Vorliegender Text:
Ohne seinen Kapitän Torsten Frings muss der deutsche Pokalsieger Werder Bremen am Samstag beim Ligakonkurrenten Borussia Dortmund antreten.

Nach seinem umstrittenen Platzverweis im Heimspiel der Hanseaten gegen den 1. FC Nürnberg (4:2) wurde der ehemalige Nationalspieler vom Sportgericht des Deutschen Fußball-Bundes (DFB) im Einzelrichter-Verfahren für eine Begegnung gesperrt.

Schiedsrichter Markus Schmidt aus Stuttgart hatte einen Schlag des 33-Jährigen mit dem Ellenbogen als Tätlichkeit gegen den Nürnberger Thomas Broich gewertet. Nach Ansicht der Norddeutschen war dies jedoch eine normale Armbewegung ohne den Vorsatz, den Gegenspieler zu treffen.

"Es hatte sich ja bereits angedeutet, in welche Richtung es gehen würde", sagte dazu Werder-Geschäftsführer Klaus Allofs, der die Vorgabe des Weltverbandes FIFA kritisierte, jede Rote Karte mit einer Mindestsperre von einer Begegnung zu ahnden: "Es ist Wahnsinn, so etwas zu verlangen. Auch die Gerechtigkeit sollte eine Rolle spielen."

Einen Antrag auf eine mündliche Verhandlung wird der Bundesliga-Fünfte Bremen nicht stellen.

Arbeitsauftrag: Nenne alle Personen, die im Text über die Sperre von Torsten Frings mit Vor- und Nachnamen erwähnt werden.

Auszüge aus Zeilen:
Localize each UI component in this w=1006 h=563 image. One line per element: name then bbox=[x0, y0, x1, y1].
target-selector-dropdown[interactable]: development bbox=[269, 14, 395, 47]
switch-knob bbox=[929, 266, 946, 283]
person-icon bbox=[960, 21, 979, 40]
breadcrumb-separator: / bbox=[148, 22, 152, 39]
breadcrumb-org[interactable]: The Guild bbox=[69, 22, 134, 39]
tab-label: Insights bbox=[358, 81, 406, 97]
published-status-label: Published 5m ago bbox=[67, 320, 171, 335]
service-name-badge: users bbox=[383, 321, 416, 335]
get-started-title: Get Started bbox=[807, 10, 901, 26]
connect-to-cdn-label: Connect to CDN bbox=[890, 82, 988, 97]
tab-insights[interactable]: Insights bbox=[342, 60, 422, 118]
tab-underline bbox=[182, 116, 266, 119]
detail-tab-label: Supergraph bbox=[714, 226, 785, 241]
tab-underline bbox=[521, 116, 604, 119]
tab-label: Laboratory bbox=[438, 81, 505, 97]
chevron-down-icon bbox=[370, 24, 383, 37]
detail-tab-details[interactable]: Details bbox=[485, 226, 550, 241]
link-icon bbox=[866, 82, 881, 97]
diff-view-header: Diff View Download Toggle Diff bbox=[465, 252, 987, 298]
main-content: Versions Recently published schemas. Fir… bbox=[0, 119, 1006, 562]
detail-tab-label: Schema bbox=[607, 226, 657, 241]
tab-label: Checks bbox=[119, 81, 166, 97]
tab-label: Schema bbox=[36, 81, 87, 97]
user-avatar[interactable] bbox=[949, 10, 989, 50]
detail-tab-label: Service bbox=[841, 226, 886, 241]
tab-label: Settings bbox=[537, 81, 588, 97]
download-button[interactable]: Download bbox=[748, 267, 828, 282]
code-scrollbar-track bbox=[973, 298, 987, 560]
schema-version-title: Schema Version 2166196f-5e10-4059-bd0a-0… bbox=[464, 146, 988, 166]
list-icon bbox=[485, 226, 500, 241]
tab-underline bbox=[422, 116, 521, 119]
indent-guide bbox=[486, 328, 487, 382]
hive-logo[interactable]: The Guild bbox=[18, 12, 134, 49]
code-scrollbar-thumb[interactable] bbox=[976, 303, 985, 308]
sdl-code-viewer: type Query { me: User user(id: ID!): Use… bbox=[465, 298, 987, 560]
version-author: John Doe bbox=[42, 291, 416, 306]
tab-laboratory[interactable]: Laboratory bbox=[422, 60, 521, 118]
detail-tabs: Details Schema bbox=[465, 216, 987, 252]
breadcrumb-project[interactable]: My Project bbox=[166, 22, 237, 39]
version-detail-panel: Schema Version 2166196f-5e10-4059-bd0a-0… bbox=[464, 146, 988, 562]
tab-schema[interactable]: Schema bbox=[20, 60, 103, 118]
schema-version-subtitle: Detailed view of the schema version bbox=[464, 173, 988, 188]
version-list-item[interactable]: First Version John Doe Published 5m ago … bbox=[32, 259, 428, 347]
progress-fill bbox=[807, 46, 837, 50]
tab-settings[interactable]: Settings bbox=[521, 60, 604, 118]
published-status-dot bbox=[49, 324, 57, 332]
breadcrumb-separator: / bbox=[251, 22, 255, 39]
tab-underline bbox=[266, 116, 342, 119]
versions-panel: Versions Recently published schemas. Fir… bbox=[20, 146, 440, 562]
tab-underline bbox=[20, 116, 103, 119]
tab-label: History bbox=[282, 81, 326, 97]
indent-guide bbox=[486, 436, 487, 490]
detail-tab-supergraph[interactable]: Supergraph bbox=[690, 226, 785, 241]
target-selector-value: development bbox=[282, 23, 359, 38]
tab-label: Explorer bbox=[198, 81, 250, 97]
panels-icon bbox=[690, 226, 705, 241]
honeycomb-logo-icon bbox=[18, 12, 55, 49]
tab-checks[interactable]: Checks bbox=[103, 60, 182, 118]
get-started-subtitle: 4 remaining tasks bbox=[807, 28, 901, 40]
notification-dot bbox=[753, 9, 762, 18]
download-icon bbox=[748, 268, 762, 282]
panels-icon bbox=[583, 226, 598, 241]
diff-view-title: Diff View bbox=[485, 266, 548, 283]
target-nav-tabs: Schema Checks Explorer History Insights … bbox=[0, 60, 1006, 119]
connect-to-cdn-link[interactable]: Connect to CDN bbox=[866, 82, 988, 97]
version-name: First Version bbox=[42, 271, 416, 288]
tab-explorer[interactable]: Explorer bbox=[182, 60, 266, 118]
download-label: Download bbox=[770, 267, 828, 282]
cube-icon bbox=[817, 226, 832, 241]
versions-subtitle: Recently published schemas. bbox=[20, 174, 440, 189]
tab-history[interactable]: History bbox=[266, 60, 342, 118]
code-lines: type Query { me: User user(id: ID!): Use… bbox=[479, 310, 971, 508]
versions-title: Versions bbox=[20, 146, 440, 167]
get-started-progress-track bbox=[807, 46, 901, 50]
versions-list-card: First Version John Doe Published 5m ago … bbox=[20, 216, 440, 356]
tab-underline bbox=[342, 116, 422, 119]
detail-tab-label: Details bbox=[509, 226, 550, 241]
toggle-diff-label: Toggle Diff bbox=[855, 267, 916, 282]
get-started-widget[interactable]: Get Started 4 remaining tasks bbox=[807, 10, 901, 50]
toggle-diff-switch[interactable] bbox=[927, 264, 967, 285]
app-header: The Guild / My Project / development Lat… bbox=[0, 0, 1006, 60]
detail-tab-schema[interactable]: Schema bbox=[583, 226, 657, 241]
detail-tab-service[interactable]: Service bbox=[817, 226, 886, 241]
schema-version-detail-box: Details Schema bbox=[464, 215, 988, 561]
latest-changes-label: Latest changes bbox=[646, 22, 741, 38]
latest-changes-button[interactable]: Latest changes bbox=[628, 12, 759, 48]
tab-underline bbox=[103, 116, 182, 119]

Lösung: Torsten Frings, Markus Schmidt, Thomas Broich, Klaus Allofs